Salah satu tonggak penting perenungan manusia dan juga bangsa-bangsa tentang makna keadilan adalah konsep dan juga deklarasi universal hak asasi manusia (1948) dengan segala turunannya. Keadilan individu dijabarkan dalam hak-hak sipil dan politik (terangkum dalamInternational Covenant on Civil and Political Rights, 1966), dan keadilan yang lebih berwarna sosial dijabarkan dalam hak-hak ekonomis, sosial dan budaya . (terangkum dalam International Covenant on Social, Economic and Cultural Rights, 1966). Kedua kategori keadilan ini biasanya disebut sebagai HAM (hak asasi manusia) generasi pertama dan kedua. Hanya saja, patut dicatat, bahwa perumusan hak-hak asasi manusia masih bersifat minimal. Hak-hak asasi manusia adalah keadilan minimal, baik minimal dari sisi konseptual, temporal maupun spasial. Secara konseptual, sebuah rumusan (semi) yuridis jelas mereduksi sebuah konsep filosofis. Secara temporal, sebuah rumusan selalu tertatih-tatih mengikuti gerak jaman. Kemudian, secara spasial pun sebuah rumusan akan punya ‘bias’ budaya tertentu yang belum tentu bisa begitu saja diterapkan dalam konteks atau budaya lain.

★ ★ ★ ★

* _TUJUAN_:
- a) Dalam teks tentang keadilan dan hak asasi manusia, dari tiga sisi apa saja hak-hak asasi manusia disebut sebagai keadilan minimal?
- b) Lanjutkan teks tentang keadilan dan hak asasi manusia, mulai sesudah kalimat terakhirnya.

★ ★ ★ ★

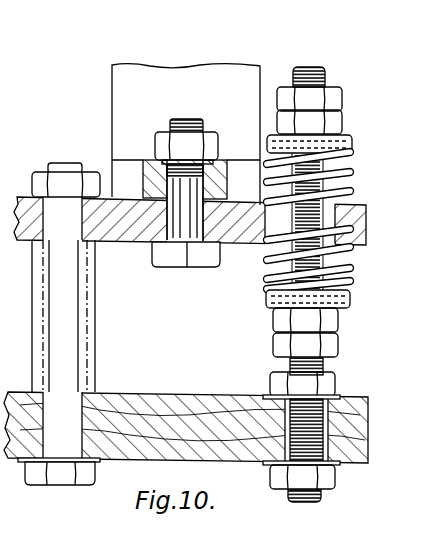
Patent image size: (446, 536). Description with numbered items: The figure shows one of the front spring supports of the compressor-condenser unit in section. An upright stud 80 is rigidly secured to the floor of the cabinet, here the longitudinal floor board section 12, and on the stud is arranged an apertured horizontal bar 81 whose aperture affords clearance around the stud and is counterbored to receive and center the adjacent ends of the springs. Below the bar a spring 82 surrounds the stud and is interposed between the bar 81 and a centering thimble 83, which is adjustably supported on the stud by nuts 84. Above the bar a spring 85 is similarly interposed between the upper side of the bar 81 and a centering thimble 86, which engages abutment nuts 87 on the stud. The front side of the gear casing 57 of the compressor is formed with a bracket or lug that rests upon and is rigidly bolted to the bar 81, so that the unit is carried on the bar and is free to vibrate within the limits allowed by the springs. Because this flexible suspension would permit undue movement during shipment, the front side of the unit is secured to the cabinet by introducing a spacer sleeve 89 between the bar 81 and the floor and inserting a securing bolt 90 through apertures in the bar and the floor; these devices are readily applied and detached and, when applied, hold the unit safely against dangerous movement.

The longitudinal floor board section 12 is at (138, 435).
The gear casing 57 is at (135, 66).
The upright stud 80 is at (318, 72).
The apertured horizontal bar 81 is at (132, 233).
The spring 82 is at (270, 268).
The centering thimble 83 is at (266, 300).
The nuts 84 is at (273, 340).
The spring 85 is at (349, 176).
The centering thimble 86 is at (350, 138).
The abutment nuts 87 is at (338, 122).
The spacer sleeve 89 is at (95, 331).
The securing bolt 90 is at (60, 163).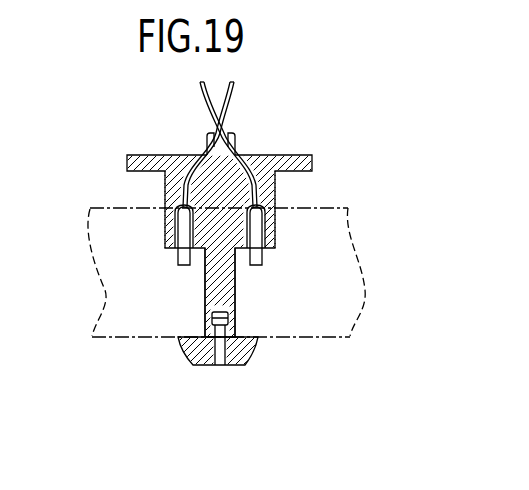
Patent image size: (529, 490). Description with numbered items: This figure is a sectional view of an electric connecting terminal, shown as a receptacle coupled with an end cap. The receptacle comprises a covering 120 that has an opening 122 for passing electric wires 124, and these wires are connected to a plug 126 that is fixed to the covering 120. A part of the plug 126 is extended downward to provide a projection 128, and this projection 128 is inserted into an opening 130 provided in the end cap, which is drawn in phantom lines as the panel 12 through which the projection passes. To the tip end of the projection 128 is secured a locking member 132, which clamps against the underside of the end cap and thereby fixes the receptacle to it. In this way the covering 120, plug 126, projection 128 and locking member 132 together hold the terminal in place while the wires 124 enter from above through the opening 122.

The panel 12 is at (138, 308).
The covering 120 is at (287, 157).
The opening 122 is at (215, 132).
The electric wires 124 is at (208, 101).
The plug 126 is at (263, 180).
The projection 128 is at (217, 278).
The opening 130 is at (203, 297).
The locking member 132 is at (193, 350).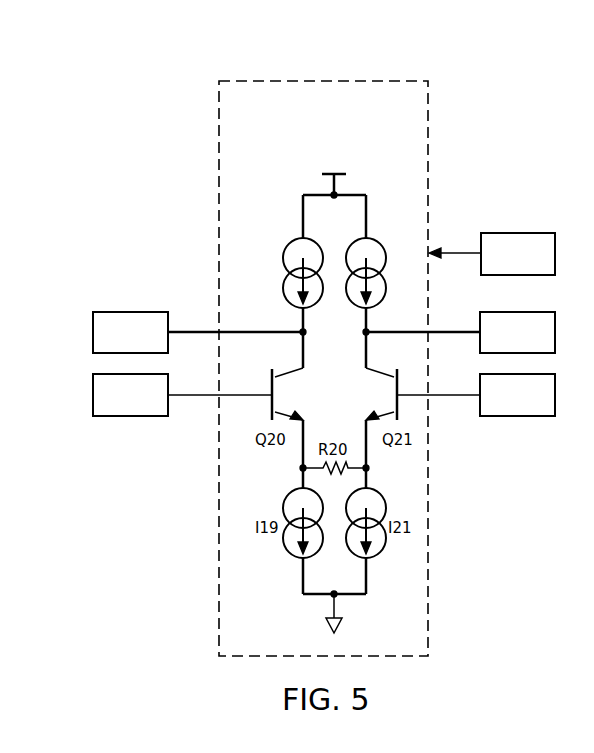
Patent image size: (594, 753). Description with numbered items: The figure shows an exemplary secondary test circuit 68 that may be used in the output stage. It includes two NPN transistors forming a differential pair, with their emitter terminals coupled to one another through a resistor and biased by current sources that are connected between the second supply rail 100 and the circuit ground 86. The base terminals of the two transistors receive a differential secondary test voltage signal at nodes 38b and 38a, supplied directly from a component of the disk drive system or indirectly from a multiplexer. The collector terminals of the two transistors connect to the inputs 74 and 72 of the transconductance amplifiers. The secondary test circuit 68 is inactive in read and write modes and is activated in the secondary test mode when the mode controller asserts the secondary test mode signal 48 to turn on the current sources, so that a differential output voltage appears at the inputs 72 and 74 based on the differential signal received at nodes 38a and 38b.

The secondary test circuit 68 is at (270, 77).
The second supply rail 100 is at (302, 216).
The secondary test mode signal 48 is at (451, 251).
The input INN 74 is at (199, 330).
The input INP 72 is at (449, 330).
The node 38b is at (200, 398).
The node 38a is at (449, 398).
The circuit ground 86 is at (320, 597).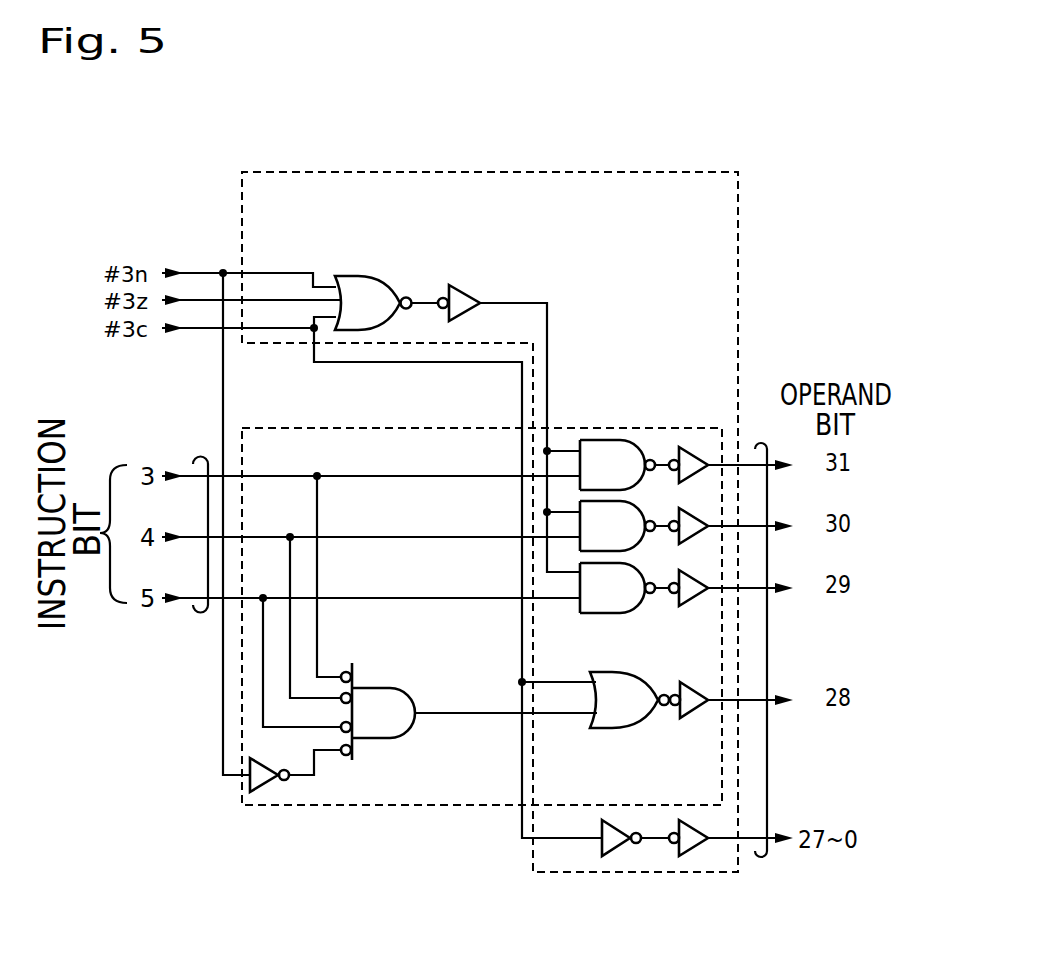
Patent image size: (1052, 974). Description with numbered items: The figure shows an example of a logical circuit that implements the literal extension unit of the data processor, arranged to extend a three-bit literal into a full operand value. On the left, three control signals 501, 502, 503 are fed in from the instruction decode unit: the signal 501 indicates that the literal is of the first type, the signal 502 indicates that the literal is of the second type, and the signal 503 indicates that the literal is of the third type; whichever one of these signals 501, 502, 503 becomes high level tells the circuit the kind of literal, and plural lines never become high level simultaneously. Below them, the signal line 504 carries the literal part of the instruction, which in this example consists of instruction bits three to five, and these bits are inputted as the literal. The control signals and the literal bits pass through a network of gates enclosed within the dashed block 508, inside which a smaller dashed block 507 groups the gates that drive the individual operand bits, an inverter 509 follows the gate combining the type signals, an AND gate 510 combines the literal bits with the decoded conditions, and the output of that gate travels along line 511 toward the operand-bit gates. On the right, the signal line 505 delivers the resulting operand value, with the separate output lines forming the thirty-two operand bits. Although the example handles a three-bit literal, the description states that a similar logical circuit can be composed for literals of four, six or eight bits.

★ ★ ★ ★

* _JAWABAN DI BAWAH_:
- a) Dari sisi konseptual, temporal, dan spasial.

- b)
Sekarang pun wacana tentang HAM generasi ketiga terus bergulir, yang berusaha mengakomodasi hak-hak yang terkait dengan hak komunal dan hak yang terkait dengan lingkungan hidup atau bisa dikaitkan dengan pencarian makna keadilan ekologis dan eko-sosial. Meski sudah bergulir cukup lama, HAM generasi tiga belum mengental dengan sebutan ‘universal.’ Di lain pihak, berbagai bentuk konvensi internasional yang terkait dengan masalah lingkungan hidup dan pemanasan global sudah muncul dan diberlakukan. Selain konteks kepentingan ekonomi dan politik, yang menyulitkan belum adanya HAM generasi ketiga yang universal adalah juga masih abstrak-nya hak-hak itu dan makna keadilannya. Seperti disebutkan di atas, kalau ‘keadilan’ saja tak gampang dirumuskan, apalagi keadilan ekologis. Meski begitu, penelitian ini tetap mencoba menimang dan menimbang makna keadilan ekologis itu, dengan harapan bisa lebih diterapkan dalam kenyataan. Dikatakan ‘menimang dan menimbang’ karena pada dasarnya penelitian ini tidak bertujuan untuk merumuskan makna keadilan ekologis, melainkan mencoba menelusuri apa yang pernah dikatakan para pemikir, melihat unsur-unsur pokoknya, dan mencoba menggaris-bawahi dan memetakannya.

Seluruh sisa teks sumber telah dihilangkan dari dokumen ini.